Sejauh ini  PLN telah menggunakan teknologi co-firing sejak 2020 silam. Sebagai wujud nyata transformasi PLN melalui aspirasi Green, PLN terus meningkatkan bauran energi hijau dalam penyediaan listrik nasional. Dengan menerapkan co-firing, PLN dapat cepat mengurangi emisi karbon dan peningkatan bauran EBT karena tidak perlu membangun pembangkit baru,” tutur Direktur Utama PT PLN, Darmawan Prasodjo, pada 30 Juni tahun lalu, sebagaimana dikutip dari pelakubisnis.com, Januari 2023.

Darmawan mengatakan sepanjang 2022 ini PLN mengimplementasikan teknologi co-firing ini di 36 lokasi PLTU dari target 35 lokasi. Program co-firing PLN mampu memproduksi energi bersih sebesar 575,4 GWh dan berhasil menurunkan emisi karbon sebesar 570 ribu ton CO2 dengan memanfaatkan biomassa sebanyak 542 ribu ton.

Jumlah ini akan meningkat lima kali lipat pada tahun depan, PLN memerlukan 2,2 juta ton biomassa. Kebutuhan biomassa akan terus meningkat hingga 10,2 juta ton pada 2025 sehingga dapat menekan emisi karbon sebesar 11 juta ton CO2 dan gas rumah kaca setiap tahunnya. 

Sementara Trois Dilisusendi, Koordinator Investasi dan Kerja Sama Bioenergi, DJEBTKE mengatakan, Biomassa sebagai salah satu Energi Terbarukan memiliki peran strategis dan sebagai salah satu backbone dalam mencapai transisi Energi dan NZE serta menciptakan circular ekonomi bagi kesejahteraan masyarakat, hal ini tercermin pada capaian EBT di akhir 2022 sebesar 12.3%, Bioenergi berperan besar dengan kontribusi sebesar 7,45%.

— Baris yang Ditampilkan —
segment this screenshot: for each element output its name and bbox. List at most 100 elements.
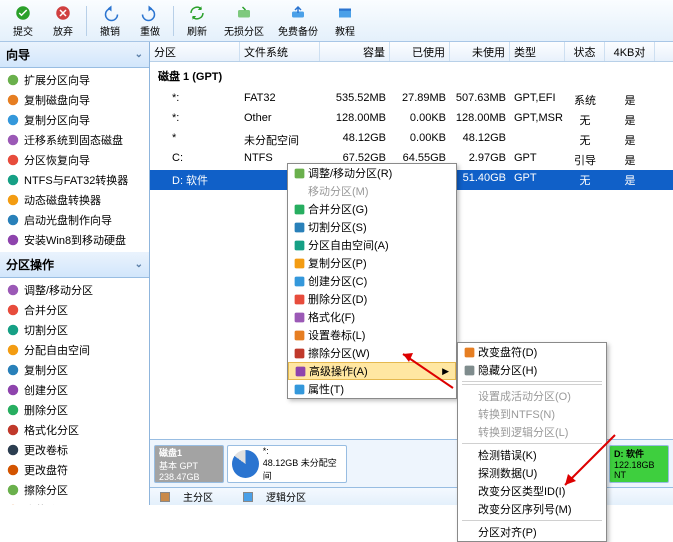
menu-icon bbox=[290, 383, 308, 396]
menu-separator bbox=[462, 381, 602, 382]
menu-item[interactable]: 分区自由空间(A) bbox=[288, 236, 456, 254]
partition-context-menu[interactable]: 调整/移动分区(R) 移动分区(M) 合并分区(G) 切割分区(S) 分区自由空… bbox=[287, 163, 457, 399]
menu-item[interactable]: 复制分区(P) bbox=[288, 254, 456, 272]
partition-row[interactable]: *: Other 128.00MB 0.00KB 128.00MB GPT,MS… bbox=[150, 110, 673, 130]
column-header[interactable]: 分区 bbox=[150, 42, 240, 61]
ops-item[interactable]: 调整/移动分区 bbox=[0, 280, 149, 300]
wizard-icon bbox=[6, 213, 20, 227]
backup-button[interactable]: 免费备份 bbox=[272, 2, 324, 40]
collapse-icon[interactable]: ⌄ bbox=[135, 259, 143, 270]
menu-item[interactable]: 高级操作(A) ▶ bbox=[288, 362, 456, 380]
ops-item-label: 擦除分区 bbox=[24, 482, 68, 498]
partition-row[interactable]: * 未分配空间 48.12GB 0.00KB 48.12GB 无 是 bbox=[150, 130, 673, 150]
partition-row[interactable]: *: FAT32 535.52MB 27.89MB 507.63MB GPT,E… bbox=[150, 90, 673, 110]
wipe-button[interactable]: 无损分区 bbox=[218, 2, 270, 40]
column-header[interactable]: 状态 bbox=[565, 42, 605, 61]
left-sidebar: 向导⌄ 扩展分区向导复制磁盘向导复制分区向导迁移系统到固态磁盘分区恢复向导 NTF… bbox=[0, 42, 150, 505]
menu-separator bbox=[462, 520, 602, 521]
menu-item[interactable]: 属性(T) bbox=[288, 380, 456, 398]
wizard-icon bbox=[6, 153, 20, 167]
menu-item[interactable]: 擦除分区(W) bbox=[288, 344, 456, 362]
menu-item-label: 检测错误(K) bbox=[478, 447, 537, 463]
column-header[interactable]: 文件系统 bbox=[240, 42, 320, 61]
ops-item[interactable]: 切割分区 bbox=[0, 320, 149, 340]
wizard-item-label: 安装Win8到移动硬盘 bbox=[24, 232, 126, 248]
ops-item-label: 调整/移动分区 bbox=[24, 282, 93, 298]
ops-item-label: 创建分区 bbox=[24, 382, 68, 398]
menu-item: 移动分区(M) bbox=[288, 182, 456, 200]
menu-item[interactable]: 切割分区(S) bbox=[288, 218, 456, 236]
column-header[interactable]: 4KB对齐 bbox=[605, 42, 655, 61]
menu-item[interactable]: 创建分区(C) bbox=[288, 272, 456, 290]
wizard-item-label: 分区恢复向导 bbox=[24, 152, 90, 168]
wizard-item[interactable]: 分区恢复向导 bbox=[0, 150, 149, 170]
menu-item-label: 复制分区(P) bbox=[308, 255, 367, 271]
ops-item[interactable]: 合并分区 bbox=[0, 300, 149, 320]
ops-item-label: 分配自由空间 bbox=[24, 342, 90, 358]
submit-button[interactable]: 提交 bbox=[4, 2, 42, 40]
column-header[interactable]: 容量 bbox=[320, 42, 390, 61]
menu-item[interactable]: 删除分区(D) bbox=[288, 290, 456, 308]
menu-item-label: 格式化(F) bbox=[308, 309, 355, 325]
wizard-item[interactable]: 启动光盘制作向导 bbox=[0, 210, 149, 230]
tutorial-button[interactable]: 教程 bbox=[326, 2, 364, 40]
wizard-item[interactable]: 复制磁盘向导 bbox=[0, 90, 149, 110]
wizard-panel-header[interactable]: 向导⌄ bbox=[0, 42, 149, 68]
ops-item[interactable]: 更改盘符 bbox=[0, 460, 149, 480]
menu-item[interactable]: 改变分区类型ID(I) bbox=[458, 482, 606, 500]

— Petunjuk Latihan —
A) Ganti "PLTU" dengan "pembangkit listrik tenaga uap", lalu tulis ulang bagian teks tentang co-firing PLN yang dimulai pada "Darmawan mengatakan sepanjang" dan berakhir pada "kaca setiap tahunnya.".
B) Menurut teks tentang co-firing PLN, di berapa lokasi PLTU teknologi co-firing diimplementasikan sepanjang 2022?
Baris-baris di atas tidak diperlukan untuk mengerjakan latihan ini.

— Hasil Tiap Tugas —
A)
Darmawan mengatakan sepanjang 2022 ini PLN mengimplementasikan teknologi co-firing ini di 36 lokasi pembangkit listrik tenaga uap dari target 35 lokasi. Program co-firing PLN mampu memproduksi energi bersih sebesar 575,4 GWh dan berhasil menurunkan emisi karbon sebesar 570 ribu ton CO2 dengan memanfaatkan biomassa sebanyak 542 ribu ton.

Jumlah ini akan meningkat lima kali lipat pada tahun depan, PLN memerlukan 2,2 juta ton biomassa. Kebutuhan biomassa akan terus meningkat hingga 10,2 juta ton pada 2025 sehingga dapat menekan emisi karbon sebesar 11 juta ton CO2 dan gas rumah kaca setiap tahunnya.

B) Di 36 lokasi PLTU, dari target 35 lokasi.